- **Reading passage**:
Vignarajah, who attended the same high school as both Syed and Lee, prosecuted the case with extraordinary vigor. Rabia Chaudry, a lawyer and friend of the Syed family, became Vignarajah’s worst nightmare—bringing the case to Sarah Koenig, the This American Life producer responsible for Serial, and later creating her own podcast, Undisclosed, which marshalled hundreds of online sleuths and whipped on a social media fury of #FreeAdnan on Syed’s behalf. Justin Brown, Syed’s lawyer, called it the first “open source” case. Online forums called people who believed Syed did it “guilters,” as if his guilt was akin to being a “truther” who believes 9-11 was an inside job.

Though some of the attacks against Vignarajah were vitriol, hundreds of thousands of people around the world came to believe that, even if Syed was not innocent, he did not receive a fair trial.

One of those people, eventually, was Judge Martin Welch, who granted Syed a new trial in June 2016. Syed had already done 17 years in prison, but Vignarajah appealed the ruling. Last March, the Court of Special Appeals, Maryland’s second-highest court, upheld the ruling.

Attorney General Brian Frosh and Vignarajah asked the state’s highest court to reverse that ruling. Vignarajah, who once worked as the Deputy AG is now described as a Special Assistant Attorney General and works as a private attorney, finishing this case for the state only on a freelance basis. Vignarajah was caught on an undercover video by the sleazy sting team Project Veritas passing on information about the AG to an undercover operative he was hitting on. There is no indication that this had anything to do with his departure from the office.

“It is certainly not popular in some circles, but what’s popular is not always just, and what is just is not always popular,” Vignarajah told the Real News of his insistence on denying Syed a new trial. “The State’s Attorney’s obligation, the Attorney General’s obligation, is always and only to do what is just.”

Like Mosby, Syed is running as a progressive reformer, but the Syed case has cast him as a vindictive prosecutor, set on victory and his own career more than justice.

Ivan Bates, a prominent defense attorney who worked as a prosecutor from 1996 to 2002 and  is also seeking the office, has said he would not continue to prosecute either the Syed or Davis case.

“I would explain to [Lee’s family] that we have a better chance of trying to find your daughter’s killer by starting all over,” he told Rolling Stone. He added that Vignarajah ethically was not in a position, as a private attorney running for the State’s Attorney’s Office, to ethically decide whether or not to appeal the decision for a retrial.

He hit even harder at Mosby’s decision to prosecute Davis again. “The mistrial in the case of Mr. Keith Davis, Jr. is an example of the malicious prosecution of black men by Marilyn Mosby’s administration,” he wrote in a statement. “This third trial revealed that the Baltimore City State’s Attorney’s Office knowingly withheld surveillance videos from evidence for three years and then lied about it in front of a jury.This unethical behavior calls for disciplinary action.”

He ended by characterizing Mosby’s strategy as “win at all costs.”

- **Excerpted data**:

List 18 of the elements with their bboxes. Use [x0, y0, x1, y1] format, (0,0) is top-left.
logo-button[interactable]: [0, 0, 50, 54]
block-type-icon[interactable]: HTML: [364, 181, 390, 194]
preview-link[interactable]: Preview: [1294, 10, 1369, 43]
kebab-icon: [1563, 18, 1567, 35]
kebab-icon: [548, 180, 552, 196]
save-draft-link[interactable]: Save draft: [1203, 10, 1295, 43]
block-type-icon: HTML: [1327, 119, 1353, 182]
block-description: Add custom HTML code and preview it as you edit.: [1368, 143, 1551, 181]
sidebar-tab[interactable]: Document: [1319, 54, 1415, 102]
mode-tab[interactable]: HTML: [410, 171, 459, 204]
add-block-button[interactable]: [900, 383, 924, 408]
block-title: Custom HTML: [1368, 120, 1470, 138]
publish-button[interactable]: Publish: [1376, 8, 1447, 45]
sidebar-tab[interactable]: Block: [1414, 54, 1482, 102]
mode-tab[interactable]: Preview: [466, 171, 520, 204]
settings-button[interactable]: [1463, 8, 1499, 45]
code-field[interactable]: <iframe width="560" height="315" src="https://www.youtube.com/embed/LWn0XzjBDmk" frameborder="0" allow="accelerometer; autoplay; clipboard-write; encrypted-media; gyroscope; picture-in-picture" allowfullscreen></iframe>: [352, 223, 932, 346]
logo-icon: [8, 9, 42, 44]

- **Problem A**:
From the passage about the Adnan Syed case, copy the text word for word starting at "Ivan Bates, a" and ending at "for a retrial.".
- **Problem B**:
In the passage about the Adnan Syed case, which judge granted Syed a new trial in June 2016?
- **Problem C**:
Continue the passage about the Adnan Syed case from its last sentence.

- **Response A**:
Ivan Bates, a prominent defense attorney who worked as a prosecutor from 1996 to 2002 and  is also seeking the office, has said he would not continue to prosecute either the Syed or Davis case.

“I would explain to [Lee’s family] that we have a better chance of trying to find your daughter’s killer by starting all over,” he told Rolling Stone. He added that Vignarajah ethically was not in a position, as a private attorney running for the State’s Attorney’s Office, to ethically decide whether or not to appeal the decision for a retrial.

- **Response B**:
Judge Martin Welch.

- **Response C**:
Vignarajah blasted both of his opponents for politicizing the case, calling it “reckless and not what prosecutors do.”

In the closing weeks of the campaign, Vignarajah took up a Twitter campaign against both of his opponents, arguing that Mosby was a “million dollar mistake” and that Bates was “among the worst prosecutors in Baltimore City history,” when he was a prosecutor.

Bates had taken to claiming that he had “never lost a murder case,” while Mosby had never even tried one.

Vignarajah challenged this claim. Mosby again took his lead and followed up with a hit of her own. “It’s an outright lie,” she said of Bates’ record. “What we know is he’s running on a record of being undefeated.”

Bates came out defending himself, claiming that when a case is appealed, the prosecutor is often removed from CaseSearch, Maryland’s online database of criminal cases, but remains in the case file. For instance, in the original case for Adnan Syed in CaseSearch, no prosecutor is listed and so the case could not be searched for by prosecutor. Bates also put reporters in touch with Kevin Turner, a retired detective that he worked with on the case of Wesley Whiting, who was convicted for murdering a correctional officer he had been sleeping with in 2001.

“Me and Ivan basically did everything on the case together–go through all the evidence with a fine tooth comb,” Turner said.

But this focus on how many homicides each candidate has prosecuted is failing the city and failing to actually address the homicide crisis.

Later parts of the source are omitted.